WHAT YOU NEED TO DO. Scan the data for "Employment" and copy the lines it appears in.

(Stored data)

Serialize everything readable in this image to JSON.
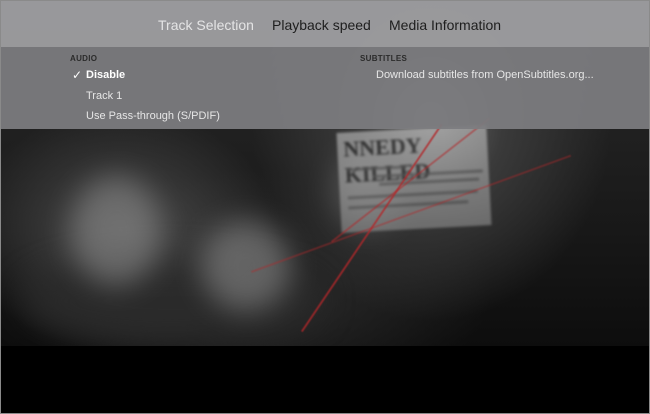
{
  "tabs": [
    {
      "label": "Track Selection",
      "selected": true
    },
    {
      "label": "Playback speed",
      "selected": false
    },
    {
      "label": "Media Information",
      "selected": false
    }
  ],
  "audio": {
    "header": "AUDIO",
    "options": [
      {
        "label": "Disable",
        "selected": true
      },
      {
        "label": "Track 1",
        "selected": false
      },
      {
        "label": "Use Pass-through (S/PDIF)",
        "selected": false
      }
    ],
    "check_glyph": "✓"
  },
  "subtitles": {
    "header": "SUBTITLES",
    "options": [
      {
        "label": "Download subtitles from OpenSubtitles.org...",
        "selected": false
      }
    ]
  },
  "video_frame": {
    "headline_text": "NNEDY KILLED"
  },
  "colors": {
    "panel": "#7d7d80",
    "tab_selected": "#f2f2f2",
    "tab_normal": "#1e1e1e",
    "accent_red": "#b3272a"
  }
}
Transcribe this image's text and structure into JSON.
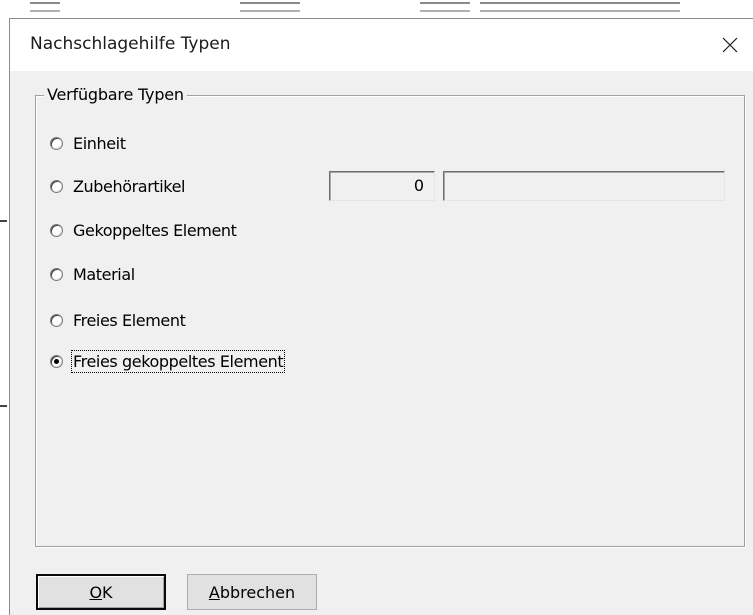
{
  "dialog": {
    "title": "Nachschlagehilfe Typen",
    "close_icon": "close-icon"
  },
  "group": {
    "legend": "Verfügbare Typen",
    "options": [
      {
        "label": "Einheit",
        "checked": false
      },
      {
        "label": "Zubehörartikel",
        "checked": false
      },
      {
        "label": "Gekoppeltes Element",
        "checked": false
      },
      {
        "label": "Material",
        "checked": false
      },
      {
        "label": "Freies Element",
        "checked": false
      },
      {
        "label": "Freies gekoppeltes Element",
        "checked": true
      }
    ],
    "number_value": "0",
    "text_value": ""
  },
  "buttons": {
    "ok_mnemonic": "O",
    "ok_rest": "K",
    "cancel_mnemonic": "A",
    "cancel_rest": "bbrechen"
  }
}
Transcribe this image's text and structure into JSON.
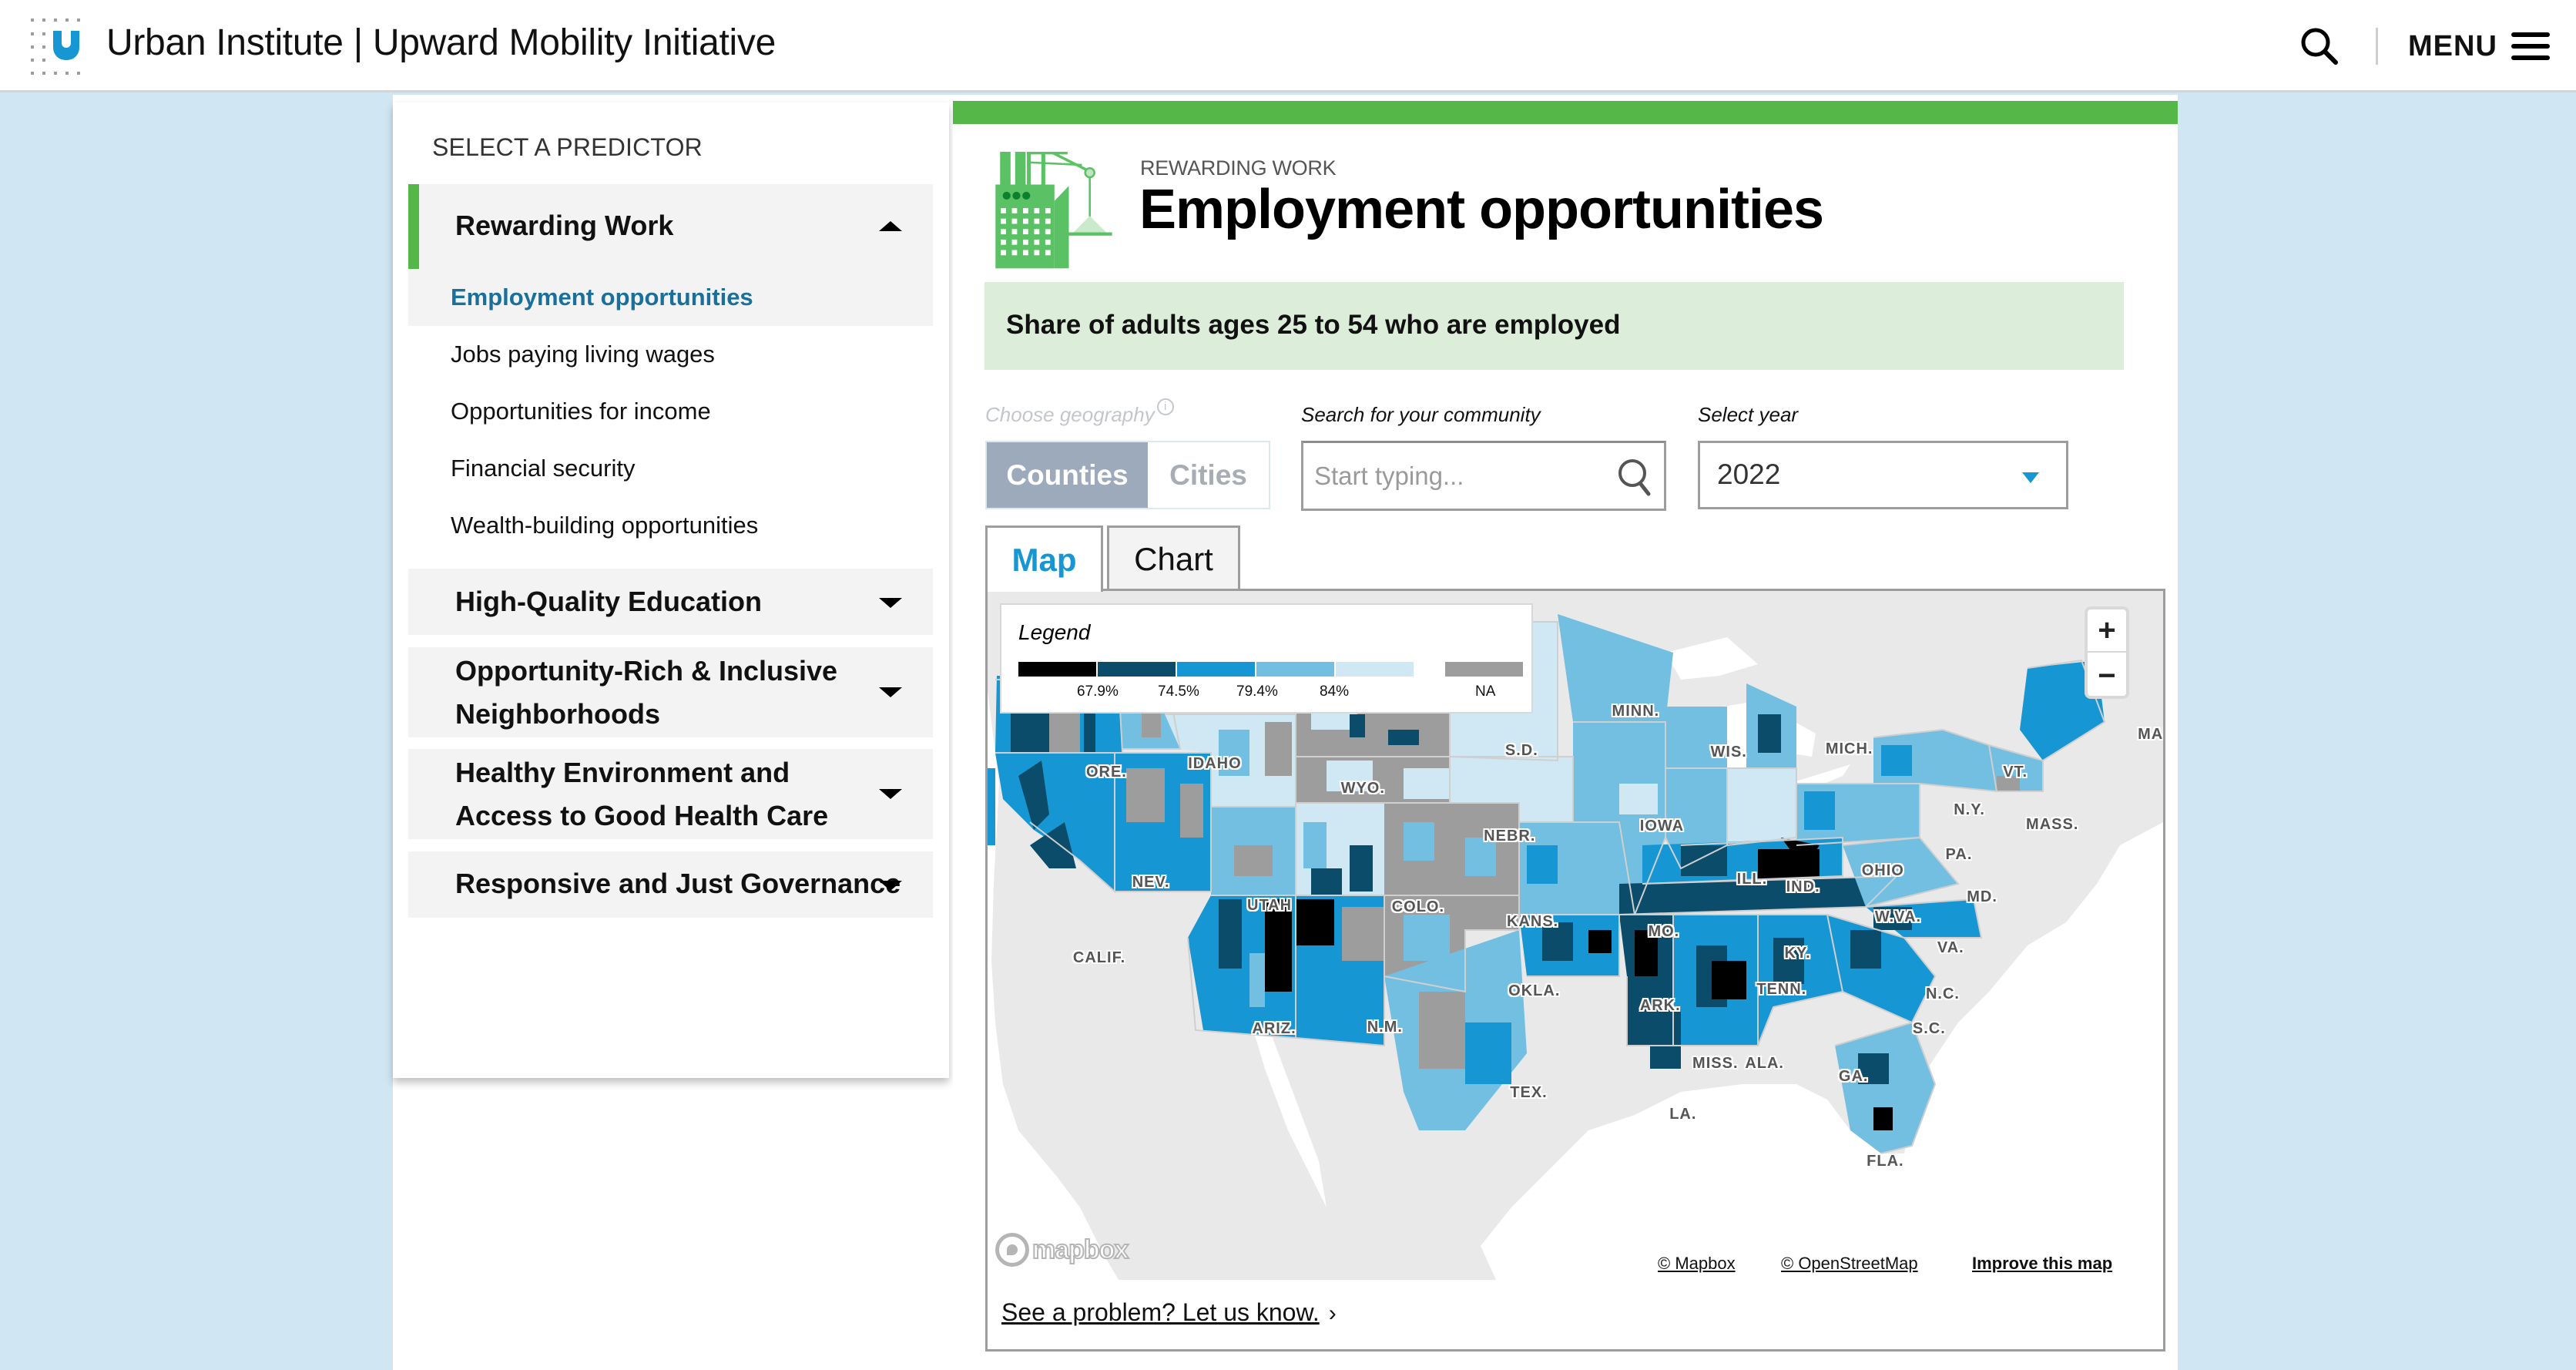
{
  "header": {
    "site_title": "Urban Institute | Upward Mobility Initiative",
    "search_icon": "search-icon",
    "menu_label": "MENU",
    "menu_icon": "hamburger-icon"
  },
  "sidebar": {
    "title": "SELECT A PREDICTOR",
    "categories": [
      {
        "label": "Rewarding Work",
        "expanded": true,
        "items": [
          {
            "label": "Employment opportunities",
            "selected": true
          },
          {
            "label": "Jobs paying living wages"
          },
          {
            "label": "Opportunities for income"
          },
          {
            "label": "Financial security"
          },
          {
            "label": "Wealth-building opportunities"
          }
        ]
      },
      {
        "label": "High-Quality Education",
        "expanded": false
      },
      {
        "label": "Opportunity-Rich & Inclusive Neighborhoods",
        "expanded": false
      },
      {
        "label": "Healthy Environment and Access to Good Health Care",
        "expanded": false
      },
      {
        "label": "Responsive and Just Governance",
        "expanded": false
      }
    ]
  },
  "main": {
    "accent_color": "#55b748",
    "kicker": "REWARDING WORK",
    "title": "Employment opportunities",
    "description": "Share of adults ages 25 to 54 who are employed",
    "controls": {
      "geography_label": "Choose geography",
      "geography_info": "i",
      "geography_options": [
        "Counties",
        "Cities"
      ],
      "geography_selected": "Counties",
      "search_label": "Search for your community",
      "search_placeholder": "Start typing...",
      "search_value": "",
      "year_label": "Select year",
      "year_value": "2022"
    },
    "tabs": [
      {
        "label": "Map",
        "active": true
      },
      {
        "label": "Chart",
        "active": false
      }
    ],
    "map": {
      "legend": {
        "title": "Legend",
        "bins": [
          {
            "color": "#000000"
          },
          {
            "color": "#0a4c6a"
          },
          {
            "color": "#1696d2"
          },
          {
            "color": "#73bfe2"
          },
          {
            "color": "#cfe8f3"
          }
        ],
        "breaks": [
          "67.9%",
          "74.5%",
          "79.4%",
          "84%"
        ],
        "na_color": "#9d9d9d",
        "na_label": "NA"
      },
      "zoom_in": "+",
      "zoom_out": "−",
      "state_labels": [
        "ORE.",
        "IDAHO",
        "WYO.",
        "S.D.",
        "MINN.",
        "WIS.",
        "MICH.",
        "MAINE",
        "VT.",
        "N.Y.",
        "MASS.",
        "NEBR.",
        "IOWA",
        "NEV.",
        "UTAH",
        "COLO.",
        "KANS.",
        "ILL.",
        "IND.",
        "OHIO",
        "PA.",
        "MD.",
        "W.VA.",
        "VA.",
        "MO.",
        "KY.",
        "CALIF.",
        "OKLA.",
        "ARK.",
        "TENN.",
        "N.C.",
        "S.C.",
        "ARIZ.",
        "N.M.",
        "MISS.",
        "ALA.",
        "GA.",
        "TEX.",
        "LA.",
        "FLA."
      ],
      "mapbox_logo": "mapbox",
      "attributions": [
        "© Mapbox",
        "© OpenStreetMap",
        "Improve this map"
      ]
    },
    "problem_link": "See a problem? Let us know.",
    "problem_chevron": "›"
  }
}
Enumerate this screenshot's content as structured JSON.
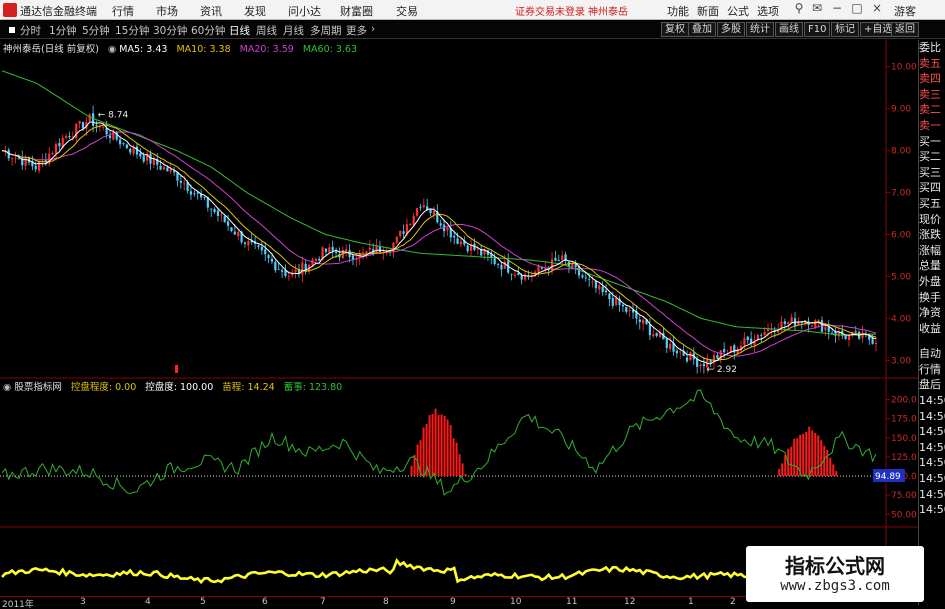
{
  "menubar": {
    "app_title": "通达信金融终端",
    "menus": [
      "行情",
      "市场",
      "资讯",
      "发现",
      "问小达",
      "财富圈",
      "交易"
    ],
    "status_text": "证券交易未登录",
    "stock_link": "神州泰岳",
    "buttons": [
      "功能",
      "新面",
      "公式",
      "选项"
    ],
    "guest": "游客"
  },
  "periodbar": {
    "periods": [
      "分时",
      "1分钟",
      "5分钟",
      "15分钟",
      "30分钟",
      "60分钟",
      "日线",
      "周线",
      "月线",
      "多周期",
      "更多"
    ],
    "active_period": "日线",
    "right_buttons": [
      "复权",
      "叠加",
      "多股",
      "统计",
      "画线",
      "F10",
      "标记",
      "+自选",
      "返回"
    ]
  },
  "main_legend": {
    "stock": "神州泰岳(日线 前复权)",
    "ma5": "MA5: 3.43",
    "ma10": "MA10: 3.38",
    "ma20": "MA20: 3.59",
    "ma60": "MA60: 3.63"
  },
  "indicator_legend": {
    "name": "股票指标网",
    "control_level": "控盘程度: 0.00",
    "control_degree": "控盘度: 100.00",
    "sprout": "苗程: 14.24",
    "cool": "蓄事: 123.80"
  },
  "price_axis": [
    "10.00",
    "9.00",
    "8.00",
    "7.00",
    "6.00",
    "5.00",
    "4.00",
    "3.00"
  ],
  "indicator_axis": [
    "200.0",
    "175.0",
    "150.0",
    "125.0",
    "100.0",
    "75.00",
    "50.00"
  ],
  "indicator_current_value": "94.89",
  "annotations": {
    "high_label": "8.74",
    "low_label": "2.92"
  },
  "side_panel": {
    "items_top": [
      "委比",
      "卖五",
      "卖四",
      "卖三",
      "卖二",
      "卖一",
      "买一",
      "买二",
      "买三",
      "买四",
      "买五",
      "现价",
      "涨跌",
      "涨幅",
      "总量",
      "外盘",
      "换手",
      "净资",
      "收益"
    ],
    "items_bottom": [
      "自动",
      "行情",
      "盘后",
      "14:50",
      "14:50",
      "14:50",
      "14:50",
      "14:50",
      "14:50",
      "14:50",
      "14:50"
    ]
  },
  "time_axis": [
    "2011年",
    "3",
    "4",
    "5",
    "6",
    "7",
    "8",
    "9",
    "10",
    "11",
    "12",
    "1",
    "2"
  ],
  "watermark": {
    "title": "指标公式网",
    "url": "www.zbgs3.com"
  },
  "colors": {
    "ma5": "#ffffff",
    "ma10": "#e6c200",
    "ma20": "#d040d0",
    "ma60": "#30c030",
    "indicator_line": "#30b030",
    "indicator_bars": "#ff1a1a",
    "yellow_line": "#ffff30",
    "axis_red": "#8a0000",
    "accent": "#d02020"
  },
  "chart_data": {
    "type": "line",
    "title": "神州泰岳(日线 前复权)",
    "y_range_price": [
      2.7,
      10.3
    ],
    "y_range_indicator": [
      40,
      215
    ],
    "price_anchors": {
      "x": [
        0,
        0.04,
        0.07,
        0.1,
        0.15,
        0.2,
        0.24,
        0.28,
        0.33,
        0.37,
        0.41,
        0.45,
        0.48,
        0.52,
        0.56,
        0.6,
        0.64,
        0.68,
        0.72,
        0.76,
        0.8,
        0.84,
        0.88,
        0.92,
        0.96,
        1.0
      ],
      "close": [
        8.0,
        7.6,
        8.3,
        8.74,
        8.0,
        7.4,
        6.6,
        5.8,
        5.0,
        5.6,
        5.5,
        5.8,
        6.8,
        5.9,
        5.4,
        5.0,
        5.4,
        4.7,
        4.1,
        3.4,
        2.92,
        3.3,
        3.8,
        4.0,
        3.6,
        3.5
      ],
      "ma60": [
        9.9,
        9.6,
        9.2,
        8.8,
        8.4,
        8.0,
        7.6,
        7.0,
        6.4,
        6.0,
        5.8,
        5.65,
        5.55,
        5.5,
        5.45,
        5.4,
        5.3,
        5.0,
        4.7,
        4.4,
        4.0,
        3.8,
        3.75,
        3.7,
        3.6,
        3.63
      ]
    },
    "indicator_anchors": {
      "x": [
        0,
        0.05,
        0.1,
        0.15,
        0.19,
        0.23,
        0.27,
        0.31,
        0.35,
        0.39,
        0.43,
        0.47,
        0.51,
        0.55,
        0.6,
        0.64,
        0.68,
        0.72,
        0.76,
        0.8,
        0.84,
        0.88,
        0.92,
        0.96,
        1.0
      ],
      "value": [
        100,
        110,
        105,
        80,
        108,
        120,
        110,
        152,
        130,
        145,
        105,
        120,
        80,
        115,
        180,
        150,
        110,
        160,
        185,
        205,
        150,
        140,
        100,
        150,
        125
      ]
    },
    "bar_clusters": [
      {
        "x_start": 0.46,
        "x_end": 0.525,
        "peak": 190
      },
      {
        "x_start": 0.875,
        "x_end": 0.945,
        "peak": 165
      }
    ]
  }
}
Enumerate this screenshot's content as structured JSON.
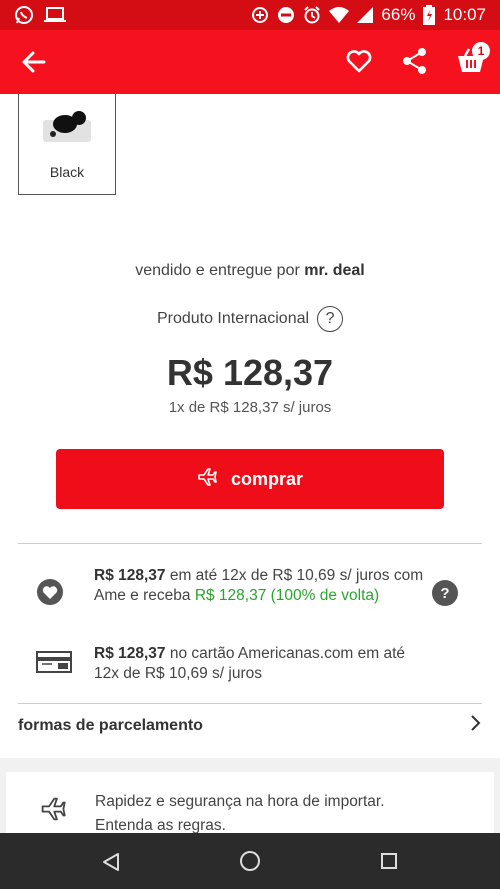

WORKED ANSWER.
            "label": "Employment opportunities",
    "title": "Employment opportunities",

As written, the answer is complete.